**What the task asks:**
Below is a listing; copy all of it exactly.
──────────────────────────────
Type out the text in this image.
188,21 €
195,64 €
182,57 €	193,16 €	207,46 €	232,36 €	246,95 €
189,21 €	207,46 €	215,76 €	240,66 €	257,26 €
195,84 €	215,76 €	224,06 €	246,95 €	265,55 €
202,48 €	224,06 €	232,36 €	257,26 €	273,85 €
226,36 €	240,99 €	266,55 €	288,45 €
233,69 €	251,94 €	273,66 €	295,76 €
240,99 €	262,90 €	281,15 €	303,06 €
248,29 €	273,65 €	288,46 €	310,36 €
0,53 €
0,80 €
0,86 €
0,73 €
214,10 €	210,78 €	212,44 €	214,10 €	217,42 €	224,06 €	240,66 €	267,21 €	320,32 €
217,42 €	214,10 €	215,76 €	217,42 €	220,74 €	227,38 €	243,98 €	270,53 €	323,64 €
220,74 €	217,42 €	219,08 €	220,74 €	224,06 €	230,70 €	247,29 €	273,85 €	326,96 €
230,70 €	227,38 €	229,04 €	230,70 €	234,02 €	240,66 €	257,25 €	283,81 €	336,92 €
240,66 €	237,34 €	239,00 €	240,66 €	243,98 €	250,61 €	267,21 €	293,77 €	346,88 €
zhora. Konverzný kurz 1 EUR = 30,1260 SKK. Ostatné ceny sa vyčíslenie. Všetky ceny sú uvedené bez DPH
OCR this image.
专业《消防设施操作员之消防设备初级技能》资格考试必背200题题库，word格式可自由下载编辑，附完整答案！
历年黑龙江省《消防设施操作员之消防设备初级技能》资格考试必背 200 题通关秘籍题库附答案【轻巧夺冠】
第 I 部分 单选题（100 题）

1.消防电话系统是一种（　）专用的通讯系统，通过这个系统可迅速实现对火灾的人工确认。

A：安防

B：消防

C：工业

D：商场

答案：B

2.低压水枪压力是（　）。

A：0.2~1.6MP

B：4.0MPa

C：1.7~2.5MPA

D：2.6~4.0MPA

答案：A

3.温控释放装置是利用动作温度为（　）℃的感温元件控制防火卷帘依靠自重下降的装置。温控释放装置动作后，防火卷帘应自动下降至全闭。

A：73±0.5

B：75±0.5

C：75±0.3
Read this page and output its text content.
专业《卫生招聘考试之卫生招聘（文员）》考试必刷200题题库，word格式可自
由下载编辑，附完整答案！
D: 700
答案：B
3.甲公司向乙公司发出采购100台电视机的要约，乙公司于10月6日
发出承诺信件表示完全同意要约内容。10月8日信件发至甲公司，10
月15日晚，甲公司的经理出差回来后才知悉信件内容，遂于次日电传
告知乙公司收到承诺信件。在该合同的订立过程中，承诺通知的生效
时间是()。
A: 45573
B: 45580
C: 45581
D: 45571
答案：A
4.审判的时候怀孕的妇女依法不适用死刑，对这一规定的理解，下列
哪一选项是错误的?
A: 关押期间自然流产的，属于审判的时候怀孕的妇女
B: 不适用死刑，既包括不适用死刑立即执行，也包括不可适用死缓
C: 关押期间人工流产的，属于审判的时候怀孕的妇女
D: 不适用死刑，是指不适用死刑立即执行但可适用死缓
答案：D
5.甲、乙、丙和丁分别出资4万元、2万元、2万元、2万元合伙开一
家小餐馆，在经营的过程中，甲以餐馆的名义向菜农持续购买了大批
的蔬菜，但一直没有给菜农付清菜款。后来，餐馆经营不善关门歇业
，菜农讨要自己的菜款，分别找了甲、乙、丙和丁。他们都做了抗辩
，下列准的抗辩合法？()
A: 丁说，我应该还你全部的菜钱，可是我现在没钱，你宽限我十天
──────────────────────────────
**Completed exercise:**
Type out the text in this image.
188,21 €
195,64 €
182,57 €	193,16 €	207,46 €	232,36 €	246,95 €
189,21 €	207,46 €	215,76 €	240,66 €	257,26 €
195,84 €	215,76 €	224,06 €	246,95 €	265,55 €
202,48 €	224,06 €	232,36 €	257,26 €	273,85 €
226,36 €	240,99 €	266,55 €	288,45 €
233,69 €	251,94 €	273,66 €	295,76 €
240,99 €	262,90 €	281,15 €	303,06 €
248,29 €	273,65 €	288,46 €	310,36 €
0,53 €
0,80 €
0,86 €
0,73 €
214,10 €	210,78 €	212,44 €	214,10 €	217,42 €	224,06 €	240,66 €	267,21 €	320,32 €
217,42 €	214,10 €	215,76 €	217,42 €	220,74 €	227,38 €	243,98 €	270,53 €	323,64 €
220,74 €	217,42 €	219,08 €	220,74 €	224,06 €	230,70 €	247,29 €	273,85 €	326,96 €
230,70 €	227,38 €	229,04 €	230,70 €	234,02 €	240,66 €	257,25 €	283,81 €	336,92 €
240,66 €	237,34 €	239,00 €	240,66 €	243,98 €	250,61 €	267,21 €	293,77 €	346,88 €
zhora. Konverzný kurz 1 EUR = 30,1260 SKK. Ostatné ceny sa vyčíslenie. Všetky ceny sú uvedené bez DPH
OCR this image.
专业《消防设施操作员之消防设备初级技能》资格考试必背200题题库，word格式可自由下载编辑，附完整答案！
历年黑龙江省《消防设施操作员之消防设备初级技能》资格考试必背 200 题通关秘籍题库附答案【轻巧夺冠】
第 I 部分 单选题（100 题）

1.消防电话系统是一种（　）专用的通讯系统，通过这个系统可迅速实现对火灾的人工确认。

A：安防

B：消防

C：工业

D：商场

答案：B

2.低压水枪压力是（　）。

A：0.2~1.6MP

B：4.0MPa

C：1.7~2.5MPA

D：2.6~4.0MPA

答案：A

3.温控释放装置是利用动作温度为（　）℃的感温元件控制防火卷帘依靠自重下降的装置。温控释放装置动作后，防火卷帘应自动下降至全闭。

A：73±0.5

B：75±0.5

C：75±0.3
Read this page and output its text content.
专业《卫生招聘考试之卫生招聘（文员）》考试必刷200题题库，word格式可自
由下载编辑，附完整答案！
D: 700
答案：B
3.甲公司向乙公司发出采购100台电视机的要约，乙公司于10月6日
发出承诺信件表示完全同意要约内容。10月8日信件发至甲公司，10
月15日晚，甲公司的经理出差回来后才知悉信件内容，遂于次日电传
告知乙公司收到承诺信件。在该合同的订立过程中，承诺通知的生效
时间是()。
A: 45573
B: 45580
C: 45581
D: 45571
答案：A
4.审判的时候怀孕的妇女依法不适用死刑，对这一规定的理解，下列
哪一选项是错误的?
A: 关押期间自然流产的，属于审判的时候怀孕的妇女
B: 不适用死刑，既包括不适用死刑立即执行，也包括不可适用死缓
C: 关押期间人工流产的，属于审判的时候怀孕的妇女
D: 不适用死刑，是指不适用死刑立即执行但可适用死缓
答案：D
5.甲、乙、丙和丁分别出资4万元、2万元、2万元、2万元合伙开一
家小餐馆，在经营的过程中，甲以餐馆的名义向菜农持续购买了大批
的蔬菜，但一直没有给菜农付清菜款。后来，餐馆经营不善关门歇业
，菜农讨要自己的菜款，分别找了甲、乙、丙和丁。他们都做了抗辩
，下列准的抗辩合法？()
A: 丁说，我应该还你全部的菜钱，可是我现在没钱，你宽限我十天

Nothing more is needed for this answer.